== INFORMATION SHOWN

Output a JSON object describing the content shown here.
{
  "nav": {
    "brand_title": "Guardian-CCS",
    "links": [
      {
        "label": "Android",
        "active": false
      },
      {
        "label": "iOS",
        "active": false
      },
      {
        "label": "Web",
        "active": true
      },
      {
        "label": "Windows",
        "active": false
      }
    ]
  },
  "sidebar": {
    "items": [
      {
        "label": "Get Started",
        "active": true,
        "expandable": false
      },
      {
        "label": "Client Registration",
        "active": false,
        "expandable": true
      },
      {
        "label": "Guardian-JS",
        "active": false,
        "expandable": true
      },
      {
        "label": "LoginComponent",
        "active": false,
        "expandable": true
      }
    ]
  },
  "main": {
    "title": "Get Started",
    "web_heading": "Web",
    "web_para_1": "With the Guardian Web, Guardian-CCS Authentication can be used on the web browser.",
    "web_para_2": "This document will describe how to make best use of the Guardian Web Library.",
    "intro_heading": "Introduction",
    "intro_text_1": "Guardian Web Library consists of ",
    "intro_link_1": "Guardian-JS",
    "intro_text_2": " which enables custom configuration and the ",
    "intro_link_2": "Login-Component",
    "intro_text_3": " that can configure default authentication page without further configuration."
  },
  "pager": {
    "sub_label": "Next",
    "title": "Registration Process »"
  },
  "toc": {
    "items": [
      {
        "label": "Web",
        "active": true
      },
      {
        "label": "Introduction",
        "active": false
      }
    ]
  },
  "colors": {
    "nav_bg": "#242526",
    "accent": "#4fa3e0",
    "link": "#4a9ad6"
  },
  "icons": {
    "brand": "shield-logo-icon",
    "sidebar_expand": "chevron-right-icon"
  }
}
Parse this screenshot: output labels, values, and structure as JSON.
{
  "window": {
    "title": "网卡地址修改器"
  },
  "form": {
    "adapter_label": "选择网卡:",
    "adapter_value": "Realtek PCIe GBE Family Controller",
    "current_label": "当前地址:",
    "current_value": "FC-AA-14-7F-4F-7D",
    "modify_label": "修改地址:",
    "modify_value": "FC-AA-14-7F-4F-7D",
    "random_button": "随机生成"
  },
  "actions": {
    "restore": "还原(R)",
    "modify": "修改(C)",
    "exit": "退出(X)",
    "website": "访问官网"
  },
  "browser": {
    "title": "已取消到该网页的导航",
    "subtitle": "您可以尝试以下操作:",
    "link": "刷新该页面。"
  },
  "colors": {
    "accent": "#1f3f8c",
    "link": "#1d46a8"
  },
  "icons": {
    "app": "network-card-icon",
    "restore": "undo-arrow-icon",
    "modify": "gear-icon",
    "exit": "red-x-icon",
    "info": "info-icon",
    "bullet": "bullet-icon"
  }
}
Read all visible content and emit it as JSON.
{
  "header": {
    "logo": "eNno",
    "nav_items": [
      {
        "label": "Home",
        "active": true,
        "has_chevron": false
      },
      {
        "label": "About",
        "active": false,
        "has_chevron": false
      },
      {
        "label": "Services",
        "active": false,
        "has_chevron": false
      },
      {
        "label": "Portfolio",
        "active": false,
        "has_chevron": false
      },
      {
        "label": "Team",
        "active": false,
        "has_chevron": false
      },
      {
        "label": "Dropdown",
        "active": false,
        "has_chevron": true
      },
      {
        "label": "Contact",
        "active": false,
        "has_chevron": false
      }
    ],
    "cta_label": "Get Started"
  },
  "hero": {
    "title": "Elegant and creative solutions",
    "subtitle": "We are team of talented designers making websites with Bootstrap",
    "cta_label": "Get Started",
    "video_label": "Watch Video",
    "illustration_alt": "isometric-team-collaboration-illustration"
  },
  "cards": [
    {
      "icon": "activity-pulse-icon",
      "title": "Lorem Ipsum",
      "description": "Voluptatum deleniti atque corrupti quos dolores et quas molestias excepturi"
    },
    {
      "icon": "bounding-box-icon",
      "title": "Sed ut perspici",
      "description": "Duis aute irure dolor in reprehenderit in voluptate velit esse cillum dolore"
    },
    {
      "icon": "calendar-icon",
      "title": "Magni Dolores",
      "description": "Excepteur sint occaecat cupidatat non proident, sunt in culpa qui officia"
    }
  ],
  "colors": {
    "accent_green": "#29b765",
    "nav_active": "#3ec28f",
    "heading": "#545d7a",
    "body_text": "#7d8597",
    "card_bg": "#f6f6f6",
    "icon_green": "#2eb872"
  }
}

====

(REQUIREMENT)
Exactly reproduce every line found in the records.

(RESULT OF THIS EXERCISE)
Output a JSON object describing the content shown here.
{
  "nav": {
    "brand_title": "Guardian-CCS",
    "links": [
      {
        "label": "Android",
        "active": false
      },
      {
        "label": "iOS",
        "active": false
      },
      {
        "label": "Web",
        "active": true
      },
      {
        "label": "Windows",
        "active": false
      }
    ]
  },
  "sidebar": {
    "items": [
      {
        "label": "Get Started",
        "active": true,
        "expandable": false
      },
      {
        "label": "Client Registration",
        "active": false,
        "expandable": true
      },
      {
        "label": "Guardian-JS",
        "active": false,
        "expandable": true
      },
      {
        "label": "LoginComponent",
        "active": false,
        "expandable": true
      }
    ]
  },
  "main": {
    "title": "Get Started",
    "web_heading": "Web",
    "web_para_1": "With the Guardian Web, Guardian-CCS Authentication can be used on the web browser.",
    "web_para_2": "This document will describe how to make best use of the Guardian Web Library.",
    "intro_heading": "Introduction",
    "intro_text_1": "Guardian Web Library consists of ",
    "intro_link_1": "Guardian-JS",
    "intro_text_2": " which enables custom configuration and the ",
    "intro_link_2": "Login-Component",
    "intro_text_3": " that can configure default authentication page without further configuration."
  },
  "pager": {
    "sub_label": "Next",
    "title": "Registration Process »"
  },
  "toc": {
    "items": [
      {
        "label": "Web",
        "active": true
      },
      {
        "label": "Introduction",
        "active": false
      }
    ]
  },
  "colors": {
    "nav_bg": "#242526",
    "accent": "#4fa3e0",
    "link": "#4a9ad6"
  },
  "icons": {
    "brand": "shield-logo-icon",
    "sidebar_expand": "chevron-right-icon"
  }
}
Parse this screenshot: output labels, values, and structure as JSON.
{
  "window": {
    "title": "网卡地址修改器"
  },
  "form": {
    "adapter_label": "选择网卡:",
    "adapter_value": "Realtek PCIe GBE Family Controller",
    "current_label": "当前地址:",
    "current_value": "FC-AA-14-7F-4F-7D",
    "modify_label": "修改地址:",
    "modify_value": "FC-AA-14-7F-4F-7D",
    "random_button": "随机生成"
  },
  "actions": {
    "restore": "还原(R)",
    "modify": "修改(C)",
    "exit": "退出(X)",
    "website": "访问官网"
  },
  "browser": {
    "title": "已取消到该网页的导航",
    "subtitle": "您可以尝试以下操作:",
    "link": "刷新该页面。"
  },
  "colors": {
    "accent": "#1f3f8c",
    "link": "#1d46a8"
  },
  "icons": {
    "app": "network-card-icon",
    "restore": "undo-arrow-icon",
    "modify": "gear-icon",
    "exit": "red-x-icon",
    "info": "info-icon",
    "bullet": "bullet-icon"
  }
}
Read all visible content and emit it as JSON.
{
  "header": {
    "logo": "eNno",
    "nav_items": [
      {
        "label": "Home",
        "active": true,
        "has_chevron": false
      },
      {
        "label": "About",
        "active": false,
        "has_chevron": false
      },
      {
        "label": "Services",
        "active": false,
        "has_chevron": false
      },
      {
        "label": "Portfolio",
        "active": false,
        "has_chevron": false
      },
      {
        "label": "Team",
        "active": false,
        "has_chevron": false
      },
      {
        "label": "Dropdown",
        "active": false,
        "has_chevron": true
      },
      {
        "label": "Contact",
        "active": false,
        "has_chevron": false
      }
    ],
    "cta_label": "Get Started"
  },
  "hero": {
    "title": "Elegant and creative solutions",
    "subtitle": "We are team of talented designers making websites with Bootstrap",
    "cta_label": "Get Started",
    "video_label": "Watch Video",
    "illustration_alt": "isometric-team-collaboration-illustration"
  },
  "cards": [
    {
      "icon": "activity-pulse-icon",
      "title": "Lorem Ipsum",
      "description": "Voluptatum deleniti atque corrupti quos dolores et quas molestias excepturi"
    },
    {
      "icon": "bounding-box-icon",
      "title": "Sed ut perspici",
      "description": "Duis aute irure dolor in reprehenderit in voluptate velit esse cillum dolore"
    },
    {
      "icon": "calendar-icon",
      "title": "Magni Dolores",
      "description": "Excepteur sint occaecat cupidatat non proident, sunt in culpa qui officia"
    }
  ],
  "colors": {
    "accent_green": "#29b765",
    "nav_active": "#3ec28f",
    "heading": "#545d7a",
    "body_text": "#7d8597",
    "card_bg": "#f6f6f6",
    "icon_green": "#2eb872"
  }
}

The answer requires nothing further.